- [Excerpt to read]
====================
All in all, the show would have been a bargain at half the price. 




Then the motels were all full with motorcycle people so we had to drive to Carlisle to find an affordable room.... complete with a creepy guy in the next unit hitting on Kim and then banging on the window at 11:30pm. So I drove home in the dark and the rain. Will somebody PLEASE say something to convince me that it's better in the spring?


----------



## Tom Parkins (Jan 2, 2008)

Mik, Sorry your experience was not so good. Mine was terrific. I am sitting here looking at a pile of goodies, hoping the rain will stop so I can go to work on the RR. I arrived at the show about 10AM and left about 1:30 Saturday. I thought there were some great buys, but I guess it depends on what you are looking for. Please see my post under Large Scale Events, I listed some prices. My friend riding with me, had even more stuff than I did. He is new to LS, and this was his first show and he had a ball. He really did not want to leave. 

We enjoyed the thousands of Harleys in town. Hey this is the home of Harley Davidson, and that had to be a major boost to the economy of York. 

Will they do this again??? The vendors will detemine that. I don't know where else I can go in the fall and find that much LS stuff under one roof. 

Come back again in the spring. Hopefully your 2nd experience will be better. Until then, keep the trains running, and hopefully no creeps knock on your window tonight. Ouch.

Tom


----------



## Mik (Jan 2, 2008)

There might have been some relative 'bargains' on huge, expensive stuff, I'm not up on the current pricing since I can't run them. But there was a dearth of affordable stuff that wouldn't look ridiculous on a small layout..... $99 for a used Stainz that's missing some parts, anyone? $79-$149 EACH for a 4 wheel LGB Euro flat? $39 for run of the mill B'mann freight cars (The same ones I've seen for $25 at Greenberg shows)? And the survey asked for suggestions of what could be done to entice new people into the hobby? Lol

Expected too much? Maybe_
_
_
_


----------



## Nicholas Savatgy (Dec 17, 2008)

Spring show is much better but its the same thing year after year, im hoping next year they change it up a bit #1 maybe move the vendors around so its different #2 need some new dissplays as they have the same displays in the same spots every year, at the very least move them around so the show seams different but new displays might help traffic at the show.
The displays that are there are awsome but when youve seen it a couple of times it gets kinda old to look at especially if you drive 7 and half hours to the show. Maybe the guys that live close dont mind but i havent gone in 4 years cause of the same old same. every year some one videos the show and its always the SAME........... Come on Harry and Aristo, cant you try something a little different in the spring? might help with the # of people attending the show..... And another thought would be to do away with that new show car for the spring and come up with a new paint design cause that one in my opionion is just ugly.....


----------



## jlinde (Jan 2, 2008)
====================
- [Data extract]
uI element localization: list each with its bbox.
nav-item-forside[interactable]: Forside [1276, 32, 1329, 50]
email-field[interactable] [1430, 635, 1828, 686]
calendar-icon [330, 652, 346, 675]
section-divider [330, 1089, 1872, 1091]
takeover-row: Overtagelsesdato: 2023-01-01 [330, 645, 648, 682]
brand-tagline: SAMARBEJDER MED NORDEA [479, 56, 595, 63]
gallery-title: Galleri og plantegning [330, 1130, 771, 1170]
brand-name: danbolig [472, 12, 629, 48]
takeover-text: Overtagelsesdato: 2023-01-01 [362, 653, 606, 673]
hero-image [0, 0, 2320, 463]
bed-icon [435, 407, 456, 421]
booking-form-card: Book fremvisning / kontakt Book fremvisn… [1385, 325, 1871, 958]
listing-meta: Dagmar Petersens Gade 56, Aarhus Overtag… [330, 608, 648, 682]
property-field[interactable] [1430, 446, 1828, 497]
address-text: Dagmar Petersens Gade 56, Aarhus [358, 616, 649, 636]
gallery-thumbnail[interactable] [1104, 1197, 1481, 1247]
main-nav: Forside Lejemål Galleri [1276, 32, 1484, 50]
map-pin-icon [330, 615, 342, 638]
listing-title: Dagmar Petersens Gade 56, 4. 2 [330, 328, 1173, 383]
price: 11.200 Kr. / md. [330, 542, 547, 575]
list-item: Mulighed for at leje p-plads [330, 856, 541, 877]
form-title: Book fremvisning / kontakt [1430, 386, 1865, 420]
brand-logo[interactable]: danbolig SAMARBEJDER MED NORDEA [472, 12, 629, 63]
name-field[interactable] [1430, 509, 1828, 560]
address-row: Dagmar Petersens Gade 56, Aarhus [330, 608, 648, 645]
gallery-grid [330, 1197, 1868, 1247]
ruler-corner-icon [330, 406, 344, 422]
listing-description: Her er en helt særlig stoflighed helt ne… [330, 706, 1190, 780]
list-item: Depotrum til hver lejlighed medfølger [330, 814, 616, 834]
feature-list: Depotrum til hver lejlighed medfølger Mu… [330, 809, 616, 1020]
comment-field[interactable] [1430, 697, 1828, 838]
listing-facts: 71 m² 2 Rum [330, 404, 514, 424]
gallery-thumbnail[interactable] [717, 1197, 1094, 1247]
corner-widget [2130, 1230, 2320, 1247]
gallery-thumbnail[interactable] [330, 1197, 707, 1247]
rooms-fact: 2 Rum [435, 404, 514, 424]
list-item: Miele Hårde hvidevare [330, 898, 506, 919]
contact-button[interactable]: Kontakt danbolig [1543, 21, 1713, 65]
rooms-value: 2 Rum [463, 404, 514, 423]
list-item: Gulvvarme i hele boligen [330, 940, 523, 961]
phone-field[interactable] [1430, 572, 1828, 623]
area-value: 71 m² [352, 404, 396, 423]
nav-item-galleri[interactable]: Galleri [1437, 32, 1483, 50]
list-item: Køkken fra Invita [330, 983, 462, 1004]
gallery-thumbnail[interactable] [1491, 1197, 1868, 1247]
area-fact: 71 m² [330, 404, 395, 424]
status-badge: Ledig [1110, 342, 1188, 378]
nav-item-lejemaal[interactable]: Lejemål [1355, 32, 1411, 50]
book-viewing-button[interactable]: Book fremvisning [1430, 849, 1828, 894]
====================
- [Written tasks]
a) Sum up the forum thread in two sentences.
b) Write out everything from "Mik, Sorry your" down to "economy of York." in the forum thread, substituting "motorcycles" for "Harleys".

- [Results in order]
a) Mik found the show expensive and short on affordable items suited to a small layout, had to drive to Carlisle for a room because the motels were full, and asked whether the spring show is better. Tom Parkins had a terrific time and found great buys, while Nicholas Savatgy said the spring show is much better but wants the vendors moved around and new displays added.

b)
Mik, Sorry your experience was not so good. Mine was terrific. I am sitting here looking at a pile of goodies, hoping the rain will stop so I can go to work on the RR. I arrived at the show about 10AM and left about 1:30 Saturday. I thought there were some great buys, but I guess it depends on what you are looking for. Please see my post under Large Scale Events, I listed some prices. My friend riding with me, had even more stuff than I did. He is new to LS, and this was his first show and he had a ball. He really did not want to leave. 

We enjoyed the thousands of motorcycles in town. Hey this is the home of Harley Davidson, and that had to be a major boost to the economy of York.